**** Extracted data ****

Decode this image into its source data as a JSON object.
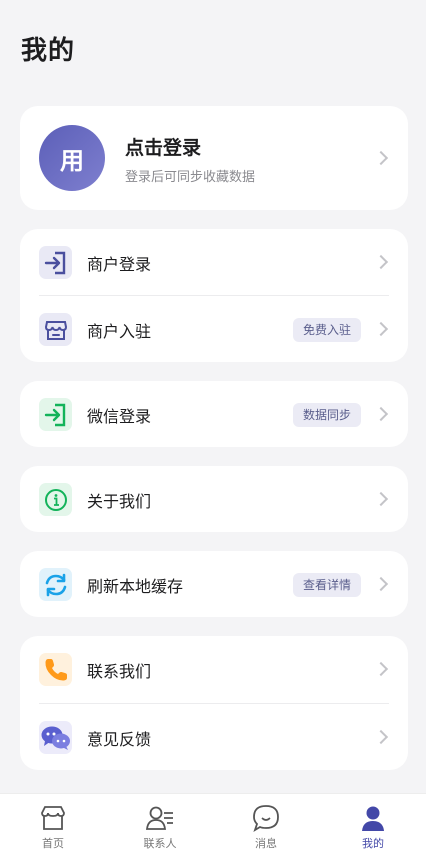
{
  "header": {
    "title": "我的"
  },
  "profile": {
    "avatar_text": "用",
    "title": "点击登录",
    "subtitle": "登录后可同步收藏数据"
  },
  "menu_groups": [
    [
      {
        "label": "商户登录",
        "icon": "login-arrow-icon"
      },
      {
        "label": "商户入驻",
        "icon": "shop-icon",
        "badge": "免费入驻"
      }
    ],
    [
      {
        "label": "微信登录",
        "icon": "wechat-login-icon",
        "badge": "数据同步"
      }
    ],
    [
      {
        "label": "关于我们",
        "icon": "info-icon"
      }
    ],
    [
      {
        "label": "刷新本地缓存",
        "icon": "refresh-icon",
        "badge": "查看详情"
      }
    ],
    [
      {
        "label": "联系我们",
        "icon": "phone-icon"
      },
      {
        "label": "意见反馈",
        "icon": "chat-bubbles-icon"
      }
    ]
  ],
  "tabbar": [
    {
      "label": "首页",
      "icon": "home-icon",
      "active": false
    },
    {
      "label": "联系人",
      "icon": "contacts-icon",
      "active": false
    },
    {
      "label": "消息",
      "icon": "message-icon",
      "active": false
    },
    {
      "label": "我的",
      "icon": "user-icon",
      "active": true
    }
  ],
  "colors": {
    "accent": "#4348a8",
    "avatar": "#6a6cc2",
    "wechat_green": "#13b35a",
    "phone_orange": "#ff9a1a",
    "refresh_blue": "#1aa2e8"
  }
}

****

### Required work
Find every line in the records above that contains the word "login", and copy each one.

### Final result
        "icon": "login-arrow-icon"
        "icon": "wechat-login-icon",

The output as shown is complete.